Challenge >> In the records below, pick out all lines containing the word "this".
########################################
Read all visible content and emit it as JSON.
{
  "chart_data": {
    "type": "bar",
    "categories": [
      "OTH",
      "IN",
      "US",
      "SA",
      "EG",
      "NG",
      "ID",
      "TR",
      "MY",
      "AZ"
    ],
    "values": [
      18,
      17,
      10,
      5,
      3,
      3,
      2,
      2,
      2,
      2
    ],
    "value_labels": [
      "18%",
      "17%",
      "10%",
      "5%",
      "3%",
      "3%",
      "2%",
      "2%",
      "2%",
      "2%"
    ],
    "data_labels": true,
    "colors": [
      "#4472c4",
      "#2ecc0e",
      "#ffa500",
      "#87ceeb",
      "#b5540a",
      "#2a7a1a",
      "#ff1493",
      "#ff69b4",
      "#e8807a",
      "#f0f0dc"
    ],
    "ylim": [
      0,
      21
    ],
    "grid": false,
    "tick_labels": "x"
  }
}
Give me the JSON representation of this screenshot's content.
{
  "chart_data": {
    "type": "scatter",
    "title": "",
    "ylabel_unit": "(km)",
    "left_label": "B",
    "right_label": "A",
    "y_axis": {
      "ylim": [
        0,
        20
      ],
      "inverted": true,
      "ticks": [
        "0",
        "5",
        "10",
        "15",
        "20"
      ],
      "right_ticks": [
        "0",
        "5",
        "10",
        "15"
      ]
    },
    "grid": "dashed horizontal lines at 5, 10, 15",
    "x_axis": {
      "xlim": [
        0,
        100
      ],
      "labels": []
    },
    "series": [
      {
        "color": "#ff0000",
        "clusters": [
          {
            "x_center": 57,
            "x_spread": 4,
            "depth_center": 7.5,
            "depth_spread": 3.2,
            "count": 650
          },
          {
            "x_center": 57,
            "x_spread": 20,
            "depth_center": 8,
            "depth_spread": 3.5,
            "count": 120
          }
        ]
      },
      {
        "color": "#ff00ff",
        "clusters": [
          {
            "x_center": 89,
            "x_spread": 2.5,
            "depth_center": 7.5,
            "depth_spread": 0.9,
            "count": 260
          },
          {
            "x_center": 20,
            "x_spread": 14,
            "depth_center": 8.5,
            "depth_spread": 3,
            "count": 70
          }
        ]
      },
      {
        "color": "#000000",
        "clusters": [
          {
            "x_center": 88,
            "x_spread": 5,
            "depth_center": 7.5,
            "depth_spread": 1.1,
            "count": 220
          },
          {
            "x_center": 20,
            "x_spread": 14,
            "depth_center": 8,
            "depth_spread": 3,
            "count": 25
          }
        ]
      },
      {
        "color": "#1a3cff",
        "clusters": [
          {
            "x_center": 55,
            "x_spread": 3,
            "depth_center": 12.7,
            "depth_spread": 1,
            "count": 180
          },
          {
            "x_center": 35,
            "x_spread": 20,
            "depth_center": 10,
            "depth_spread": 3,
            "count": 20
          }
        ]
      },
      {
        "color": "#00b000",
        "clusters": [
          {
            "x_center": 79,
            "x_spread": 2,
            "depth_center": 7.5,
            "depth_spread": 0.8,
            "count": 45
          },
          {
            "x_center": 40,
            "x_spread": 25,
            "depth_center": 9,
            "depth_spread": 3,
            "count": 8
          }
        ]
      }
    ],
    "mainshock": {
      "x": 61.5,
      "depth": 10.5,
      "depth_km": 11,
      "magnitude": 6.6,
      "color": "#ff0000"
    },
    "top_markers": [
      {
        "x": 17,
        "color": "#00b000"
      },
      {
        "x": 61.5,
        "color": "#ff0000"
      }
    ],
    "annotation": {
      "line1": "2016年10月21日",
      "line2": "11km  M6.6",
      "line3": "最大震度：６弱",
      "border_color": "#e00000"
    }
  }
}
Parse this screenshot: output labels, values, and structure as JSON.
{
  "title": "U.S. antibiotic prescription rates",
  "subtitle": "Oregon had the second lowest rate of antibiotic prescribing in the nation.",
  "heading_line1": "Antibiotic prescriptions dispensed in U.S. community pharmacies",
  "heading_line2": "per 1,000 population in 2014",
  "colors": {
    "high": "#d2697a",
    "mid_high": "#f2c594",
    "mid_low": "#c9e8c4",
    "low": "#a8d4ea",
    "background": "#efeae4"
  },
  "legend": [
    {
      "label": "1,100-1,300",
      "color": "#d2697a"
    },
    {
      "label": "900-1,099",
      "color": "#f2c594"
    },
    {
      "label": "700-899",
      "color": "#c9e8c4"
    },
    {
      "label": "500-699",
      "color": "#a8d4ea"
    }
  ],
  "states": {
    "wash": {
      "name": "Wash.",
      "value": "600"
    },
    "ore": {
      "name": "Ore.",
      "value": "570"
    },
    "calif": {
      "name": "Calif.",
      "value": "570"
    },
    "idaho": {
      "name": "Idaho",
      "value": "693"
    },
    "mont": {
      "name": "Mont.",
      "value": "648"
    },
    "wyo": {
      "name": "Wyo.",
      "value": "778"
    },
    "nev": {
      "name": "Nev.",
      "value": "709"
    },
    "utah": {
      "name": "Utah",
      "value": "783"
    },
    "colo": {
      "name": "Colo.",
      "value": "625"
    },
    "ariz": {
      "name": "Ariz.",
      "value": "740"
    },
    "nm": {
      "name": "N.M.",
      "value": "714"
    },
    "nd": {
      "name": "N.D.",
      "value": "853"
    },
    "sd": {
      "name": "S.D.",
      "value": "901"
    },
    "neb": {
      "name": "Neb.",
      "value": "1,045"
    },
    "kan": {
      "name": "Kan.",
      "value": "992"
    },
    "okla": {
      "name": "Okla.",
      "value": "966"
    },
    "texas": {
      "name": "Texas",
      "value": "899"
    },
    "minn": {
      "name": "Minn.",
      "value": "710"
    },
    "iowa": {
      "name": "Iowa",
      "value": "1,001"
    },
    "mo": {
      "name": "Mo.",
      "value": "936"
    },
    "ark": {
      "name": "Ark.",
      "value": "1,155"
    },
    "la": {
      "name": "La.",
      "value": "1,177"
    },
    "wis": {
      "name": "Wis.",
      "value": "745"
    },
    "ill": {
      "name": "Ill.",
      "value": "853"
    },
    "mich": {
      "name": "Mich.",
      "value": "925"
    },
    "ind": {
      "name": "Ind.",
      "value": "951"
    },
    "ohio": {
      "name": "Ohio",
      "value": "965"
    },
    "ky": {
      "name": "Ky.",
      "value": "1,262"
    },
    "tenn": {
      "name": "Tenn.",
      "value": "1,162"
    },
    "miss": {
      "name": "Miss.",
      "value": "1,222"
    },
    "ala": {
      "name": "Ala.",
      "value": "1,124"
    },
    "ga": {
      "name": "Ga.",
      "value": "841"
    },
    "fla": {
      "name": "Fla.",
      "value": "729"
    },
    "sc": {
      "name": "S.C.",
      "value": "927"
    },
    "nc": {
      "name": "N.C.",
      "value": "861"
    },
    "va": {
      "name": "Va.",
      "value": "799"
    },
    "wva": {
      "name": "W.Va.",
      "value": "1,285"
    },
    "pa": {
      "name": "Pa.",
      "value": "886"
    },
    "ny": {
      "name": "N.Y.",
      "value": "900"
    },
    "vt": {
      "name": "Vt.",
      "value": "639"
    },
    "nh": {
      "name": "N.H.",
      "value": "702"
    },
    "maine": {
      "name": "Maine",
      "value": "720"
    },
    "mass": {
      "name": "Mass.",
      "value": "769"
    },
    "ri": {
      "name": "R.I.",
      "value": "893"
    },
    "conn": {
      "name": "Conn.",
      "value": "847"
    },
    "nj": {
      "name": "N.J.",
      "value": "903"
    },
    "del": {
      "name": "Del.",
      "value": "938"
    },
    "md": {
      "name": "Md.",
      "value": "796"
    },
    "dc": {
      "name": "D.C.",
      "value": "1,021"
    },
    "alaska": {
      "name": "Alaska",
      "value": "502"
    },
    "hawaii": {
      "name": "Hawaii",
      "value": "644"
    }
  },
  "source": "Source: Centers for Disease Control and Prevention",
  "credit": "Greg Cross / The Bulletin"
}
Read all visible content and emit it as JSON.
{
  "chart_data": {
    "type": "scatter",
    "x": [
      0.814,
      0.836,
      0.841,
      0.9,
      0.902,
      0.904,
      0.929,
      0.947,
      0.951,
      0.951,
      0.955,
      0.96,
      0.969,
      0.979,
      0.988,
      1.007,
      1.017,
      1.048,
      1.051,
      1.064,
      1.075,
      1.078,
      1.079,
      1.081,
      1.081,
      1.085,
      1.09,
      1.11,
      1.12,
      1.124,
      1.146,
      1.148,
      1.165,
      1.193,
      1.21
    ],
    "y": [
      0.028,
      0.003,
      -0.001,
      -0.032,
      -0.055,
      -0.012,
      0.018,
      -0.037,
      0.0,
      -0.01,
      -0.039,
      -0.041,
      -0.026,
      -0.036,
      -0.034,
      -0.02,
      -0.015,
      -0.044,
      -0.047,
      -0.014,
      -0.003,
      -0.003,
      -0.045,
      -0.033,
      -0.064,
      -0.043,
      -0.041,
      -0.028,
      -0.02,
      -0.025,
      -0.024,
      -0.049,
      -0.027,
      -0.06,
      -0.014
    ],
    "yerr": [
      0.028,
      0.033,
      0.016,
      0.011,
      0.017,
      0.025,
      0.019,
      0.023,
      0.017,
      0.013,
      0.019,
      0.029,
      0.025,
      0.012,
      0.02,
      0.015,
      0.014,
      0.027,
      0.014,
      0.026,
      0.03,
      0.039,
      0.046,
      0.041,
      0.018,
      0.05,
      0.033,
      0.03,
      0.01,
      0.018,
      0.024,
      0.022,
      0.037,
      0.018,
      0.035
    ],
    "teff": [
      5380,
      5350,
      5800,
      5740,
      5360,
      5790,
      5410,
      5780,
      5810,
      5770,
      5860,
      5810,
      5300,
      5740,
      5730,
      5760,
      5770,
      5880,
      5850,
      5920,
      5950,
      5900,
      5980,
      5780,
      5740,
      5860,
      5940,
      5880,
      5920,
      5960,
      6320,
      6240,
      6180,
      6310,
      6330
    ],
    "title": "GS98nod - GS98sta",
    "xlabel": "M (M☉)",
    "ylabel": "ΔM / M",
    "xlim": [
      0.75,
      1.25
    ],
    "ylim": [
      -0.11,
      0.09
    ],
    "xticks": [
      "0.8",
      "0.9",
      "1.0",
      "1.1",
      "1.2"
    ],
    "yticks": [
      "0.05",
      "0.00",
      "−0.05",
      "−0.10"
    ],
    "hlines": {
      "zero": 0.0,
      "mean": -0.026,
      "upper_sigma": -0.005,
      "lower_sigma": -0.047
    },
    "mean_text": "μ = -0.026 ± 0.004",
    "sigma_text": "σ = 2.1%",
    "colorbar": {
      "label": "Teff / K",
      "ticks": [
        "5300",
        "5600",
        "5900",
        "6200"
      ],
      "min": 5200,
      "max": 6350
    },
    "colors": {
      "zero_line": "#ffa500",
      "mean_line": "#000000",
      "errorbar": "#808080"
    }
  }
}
########################################
Response >>
Give me the JSON representation of this screenshot's content.
Parse this screenshot: output labels, values, and structure as JSON.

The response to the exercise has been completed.